-- START Data lines --

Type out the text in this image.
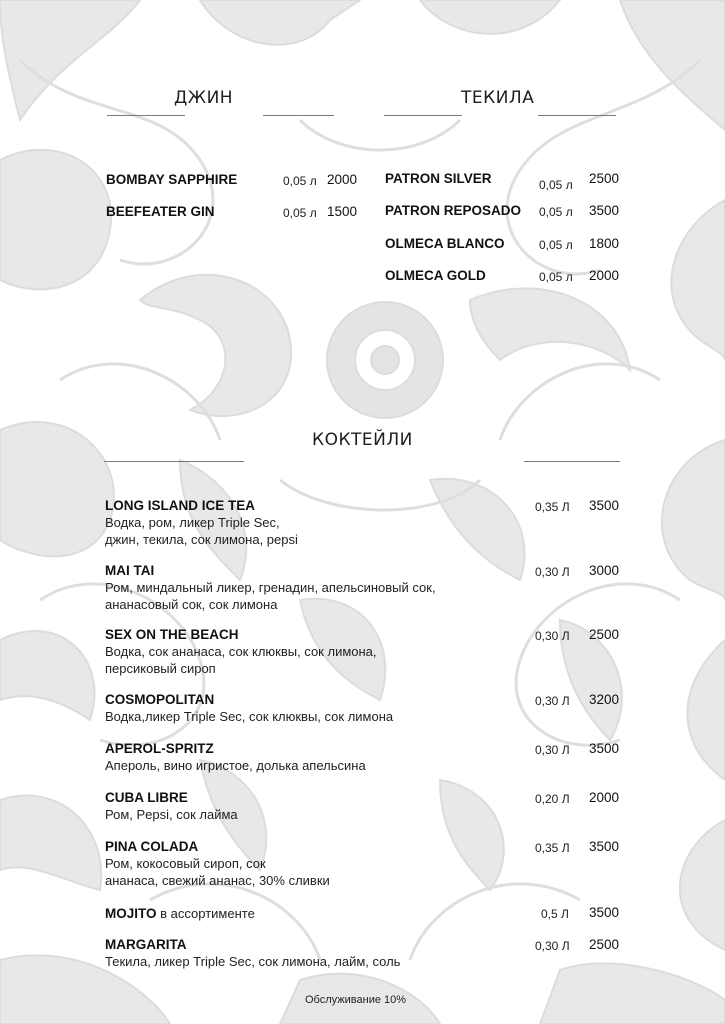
ДЖИН
BOMBAY SAPPHIRE	0,05 л 2000
BEEFEATER GIN	0,05 л 1500
ТЕКИЛА
PATRON SILVER	0,05 л 2500
PATRON REPOSADO 0,05 л 3500
OLMECA BLANCO	0,05 л 1800
OLMECA GOLD	0,05 л 2000
КОКТЕЙЛИ
LONG ISLAND ICE TEA
Водка, ром, ликер Triple Sec,
джин, текила, сок лимона, pepsi
0,35 Л 3500
MAI TAI
Ром, миндальный ликер, гренадин, апельсиновый сок,
ананасовый сок, сок лимона
0,30 Л 3000
SEX ON THE BEACH
Водка, сок ананаса, сок клюквы, сок лимона,
персиковый сироп
0,30 Л 2500
COSMOPOLITAN
Водка,ликер Triple Sec, сок клюквы, сок лимона
0,30 Л 3200
APEROL-SPRITZ
Апероль, вино игристое, долька апельсина
0,30 Л 3500
CUBA LIBRE
Ром, Pepsi, сок лайма
0,20 Л 2000
PINA COLADA
Ром, кокосовый сироп, сок
ананаса, свежий ананас, 30% сливки
0,35 Л 3500
MOJITO в ассортименте	0,5 Л 3500
MARGARITA
Текила, ликер Triple Sec, сок лимона, лайм, соль
0,30 Л 2500
Обслуживание 10%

-- END Data lines --

Reproduce all the records verbatim, excluding images.

Type out the text in this image.
ДЖИН
BOMBAY SAPPHIRE	0,05 л 2000
BEEFEATER GIN	0,05 л 1500
ТЕКИЛА
PATRON SILVER	0,05 л 2500
PATRON REPOSADO 0,05 л 3500
OLMECA BLANCO	0,05 л 1800
OLMECA GOLD	0,05 л 2000
КОКТЕЙЛИ
LONG ISLAND ICE TEA
Водка, ром, ликер Triple Sec,
джин, текила, сок лимона, pepsi
0,35 Л 3500
MAI TAI
Ром, миндальный ликер, гренадин, апельсиновый сок,
ананасовый сок, сок лимона
0,30 Л 3000
SEX ON THE BEACH
Водка, сок ананаса, сок клюквы, сок лимона,
персиковый сироп
0,30 Л 2500
COSMOPOLITAN
Водка,ликер Triple Sec, сок клюквы, сок лимона
0,30 Л 3200
APEROL-SPRITZ
Апероль, вино игристое, долька апельсина
0,30 Л 3500
CUBA LIBRE
Ром, Pepsi, сок лайма
0,20 Л 2000
PINA COLADA
Ром, кокосовый сироп, сок
ананаса, свежий ананас, 30% сливки
0,35 Л 3500
MOJITO в ассортименте	0,5 Л 3500
MARGARITA
Текила, ликер Triple Sec, сок лимона, лайм, соль
0,30 Л 2500
Обслуживание 10%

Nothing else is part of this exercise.